+++ Data records

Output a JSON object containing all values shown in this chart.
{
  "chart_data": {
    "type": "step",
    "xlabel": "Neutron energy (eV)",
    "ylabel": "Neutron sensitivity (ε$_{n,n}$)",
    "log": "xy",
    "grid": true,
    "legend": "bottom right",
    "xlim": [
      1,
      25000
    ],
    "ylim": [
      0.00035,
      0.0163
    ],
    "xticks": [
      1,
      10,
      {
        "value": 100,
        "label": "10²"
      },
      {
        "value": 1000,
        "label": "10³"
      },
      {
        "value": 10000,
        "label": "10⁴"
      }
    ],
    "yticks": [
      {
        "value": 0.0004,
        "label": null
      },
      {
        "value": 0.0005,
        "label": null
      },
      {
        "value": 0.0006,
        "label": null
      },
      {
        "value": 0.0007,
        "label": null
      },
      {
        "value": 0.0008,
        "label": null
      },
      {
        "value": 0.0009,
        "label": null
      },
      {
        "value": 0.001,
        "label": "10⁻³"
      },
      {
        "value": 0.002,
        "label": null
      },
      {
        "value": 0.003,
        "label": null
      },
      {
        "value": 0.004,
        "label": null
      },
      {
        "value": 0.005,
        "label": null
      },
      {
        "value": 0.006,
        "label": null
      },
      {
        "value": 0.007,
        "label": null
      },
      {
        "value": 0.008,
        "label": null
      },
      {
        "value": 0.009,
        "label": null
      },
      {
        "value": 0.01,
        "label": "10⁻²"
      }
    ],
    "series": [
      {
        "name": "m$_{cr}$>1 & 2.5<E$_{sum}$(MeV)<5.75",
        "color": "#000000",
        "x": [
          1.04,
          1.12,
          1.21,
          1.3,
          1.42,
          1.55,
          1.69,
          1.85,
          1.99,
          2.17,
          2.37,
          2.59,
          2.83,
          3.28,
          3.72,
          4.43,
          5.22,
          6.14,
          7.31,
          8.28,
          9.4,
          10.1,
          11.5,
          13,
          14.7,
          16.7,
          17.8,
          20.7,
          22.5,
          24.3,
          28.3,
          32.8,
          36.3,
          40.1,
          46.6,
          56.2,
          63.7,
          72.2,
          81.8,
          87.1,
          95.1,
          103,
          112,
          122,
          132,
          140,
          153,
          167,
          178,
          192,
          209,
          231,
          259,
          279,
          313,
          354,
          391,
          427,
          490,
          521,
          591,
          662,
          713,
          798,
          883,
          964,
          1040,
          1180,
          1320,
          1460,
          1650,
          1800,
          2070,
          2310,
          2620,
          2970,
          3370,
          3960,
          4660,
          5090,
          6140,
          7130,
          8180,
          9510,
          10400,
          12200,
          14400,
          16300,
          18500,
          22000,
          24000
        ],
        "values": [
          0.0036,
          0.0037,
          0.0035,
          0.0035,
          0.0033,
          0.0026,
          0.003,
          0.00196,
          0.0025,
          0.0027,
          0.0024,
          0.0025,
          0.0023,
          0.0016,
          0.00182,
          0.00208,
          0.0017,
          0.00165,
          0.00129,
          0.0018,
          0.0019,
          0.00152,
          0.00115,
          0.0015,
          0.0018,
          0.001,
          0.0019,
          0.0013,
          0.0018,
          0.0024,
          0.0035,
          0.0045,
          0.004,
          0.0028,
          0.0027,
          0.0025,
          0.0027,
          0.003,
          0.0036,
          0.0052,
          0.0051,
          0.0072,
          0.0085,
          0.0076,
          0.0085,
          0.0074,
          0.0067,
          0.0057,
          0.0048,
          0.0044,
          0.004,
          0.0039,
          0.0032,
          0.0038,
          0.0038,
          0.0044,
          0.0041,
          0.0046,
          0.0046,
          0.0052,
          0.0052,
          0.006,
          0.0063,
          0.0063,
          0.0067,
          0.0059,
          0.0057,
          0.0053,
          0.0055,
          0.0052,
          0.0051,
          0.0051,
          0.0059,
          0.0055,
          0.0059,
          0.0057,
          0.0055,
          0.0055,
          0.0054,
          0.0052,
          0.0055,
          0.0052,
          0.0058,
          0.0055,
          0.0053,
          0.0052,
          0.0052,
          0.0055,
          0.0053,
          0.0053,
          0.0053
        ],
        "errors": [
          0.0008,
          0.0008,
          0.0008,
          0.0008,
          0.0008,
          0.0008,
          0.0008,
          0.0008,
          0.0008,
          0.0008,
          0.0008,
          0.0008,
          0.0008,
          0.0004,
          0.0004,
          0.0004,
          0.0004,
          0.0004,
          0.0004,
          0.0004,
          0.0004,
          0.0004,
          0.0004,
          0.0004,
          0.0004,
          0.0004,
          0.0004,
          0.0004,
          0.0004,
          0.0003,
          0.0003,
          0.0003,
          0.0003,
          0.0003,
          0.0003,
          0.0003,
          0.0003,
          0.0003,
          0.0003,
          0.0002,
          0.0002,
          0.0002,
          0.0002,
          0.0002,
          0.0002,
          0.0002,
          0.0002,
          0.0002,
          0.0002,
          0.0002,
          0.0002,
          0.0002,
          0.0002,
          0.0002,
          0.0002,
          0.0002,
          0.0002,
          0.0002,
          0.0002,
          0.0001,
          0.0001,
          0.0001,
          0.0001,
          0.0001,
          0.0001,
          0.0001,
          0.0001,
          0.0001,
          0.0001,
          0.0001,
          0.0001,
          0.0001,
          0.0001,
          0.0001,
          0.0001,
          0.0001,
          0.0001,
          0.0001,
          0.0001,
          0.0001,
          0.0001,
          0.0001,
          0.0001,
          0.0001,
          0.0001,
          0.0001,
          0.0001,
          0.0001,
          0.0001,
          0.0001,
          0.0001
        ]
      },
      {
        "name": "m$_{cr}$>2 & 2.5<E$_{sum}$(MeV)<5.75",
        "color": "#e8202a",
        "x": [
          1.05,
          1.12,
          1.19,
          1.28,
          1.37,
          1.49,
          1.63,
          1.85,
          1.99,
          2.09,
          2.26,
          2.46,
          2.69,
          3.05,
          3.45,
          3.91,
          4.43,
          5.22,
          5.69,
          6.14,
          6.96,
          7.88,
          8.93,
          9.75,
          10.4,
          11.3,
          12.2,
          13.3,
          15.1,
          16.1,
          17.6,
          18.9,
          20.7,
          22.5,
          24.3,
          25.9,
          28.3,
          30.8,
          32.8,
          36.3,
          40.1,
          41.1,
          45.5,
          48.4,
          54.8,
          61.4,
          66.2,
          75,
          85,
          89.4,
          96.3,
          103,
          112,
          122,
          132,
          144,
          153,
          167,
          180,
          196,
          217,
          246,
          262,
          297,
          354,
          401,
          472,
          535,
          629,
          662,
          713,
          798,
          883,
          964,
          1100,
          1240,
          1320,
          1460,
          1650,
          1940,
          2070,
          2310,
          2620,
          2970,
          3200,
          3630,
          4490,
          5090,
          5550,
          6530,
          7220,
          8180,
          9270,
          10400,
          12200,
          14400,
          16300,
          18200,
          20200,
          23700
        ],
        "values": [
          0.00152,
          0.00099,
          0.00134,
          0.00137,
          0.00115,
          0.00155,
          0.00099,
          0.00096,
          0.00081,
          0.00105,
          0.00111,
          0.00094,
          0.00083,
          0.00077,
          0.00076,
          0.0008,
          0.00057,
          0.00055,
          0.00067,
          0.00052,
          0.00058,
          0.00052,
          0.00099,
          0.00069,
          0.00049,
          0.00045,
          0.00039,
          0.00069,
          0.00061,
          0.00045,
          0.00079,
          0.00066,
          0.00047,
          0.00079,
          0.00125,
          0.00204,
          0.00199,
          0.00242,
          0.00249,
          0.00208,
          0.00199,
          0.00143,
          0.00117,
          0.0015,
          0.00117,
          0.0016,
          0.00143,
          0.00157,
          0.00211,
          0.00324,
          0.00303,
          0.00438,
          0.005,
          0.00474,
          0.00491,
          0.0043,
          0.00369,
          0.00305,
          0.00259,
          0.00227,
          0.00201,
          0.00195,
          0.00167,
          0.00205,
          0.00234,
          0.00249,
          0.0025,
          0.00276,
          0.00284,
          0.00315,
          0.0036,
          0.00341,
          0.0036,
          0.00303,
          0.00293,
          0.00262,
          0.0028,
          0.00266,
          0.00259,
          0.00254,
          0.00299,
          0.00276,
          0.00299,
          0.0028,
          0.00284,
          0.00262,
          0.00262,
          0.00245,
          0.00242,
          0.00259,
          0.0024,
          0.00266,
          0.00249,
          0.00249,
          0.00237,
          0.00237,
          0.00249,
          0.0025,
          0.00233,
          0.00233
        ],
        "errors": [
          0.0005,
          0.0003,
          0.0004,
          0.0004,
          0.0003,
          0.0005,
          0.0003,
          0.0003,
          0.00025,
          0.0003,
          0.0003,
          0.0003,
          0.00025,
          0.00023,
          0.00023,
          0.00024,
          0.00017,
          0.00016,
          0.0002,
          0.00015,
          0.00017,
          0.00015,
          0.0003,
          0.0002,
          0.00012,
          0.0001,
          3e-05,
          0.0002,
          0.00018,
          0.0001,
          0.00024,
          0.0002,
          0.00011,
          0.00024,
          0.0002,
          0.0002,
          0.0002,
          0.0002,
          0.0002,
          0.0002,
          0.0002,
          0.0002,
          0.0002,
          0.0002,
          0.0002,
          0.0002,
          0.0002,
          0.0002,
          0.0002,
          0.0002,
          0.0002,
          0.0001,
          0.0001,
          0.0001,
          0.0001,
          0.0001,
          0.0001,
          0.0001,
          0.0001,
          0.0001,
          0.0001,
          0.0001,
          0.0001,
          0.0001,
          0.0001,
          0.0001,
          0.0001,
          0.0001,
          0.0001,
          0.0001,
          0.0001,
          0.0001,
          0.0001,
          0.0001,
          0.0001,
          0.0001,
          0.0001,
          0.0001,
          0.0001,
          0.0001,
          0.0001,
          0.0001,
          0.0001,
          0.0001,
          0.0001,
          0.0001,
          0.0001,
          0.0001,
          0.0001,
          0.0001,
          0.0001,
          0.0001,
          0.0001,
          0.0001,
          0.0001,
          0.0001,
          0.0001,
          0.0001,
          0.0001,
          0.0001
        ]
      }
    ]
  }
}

++++++

To do:
Gather from the entries above all lines that include the string "Neutron".

Answer for this exercise:
    "xlabel": "Neutron energy (eV)",
    "ylabel": "Neutron sensitivity (ε$_{n,n}$)",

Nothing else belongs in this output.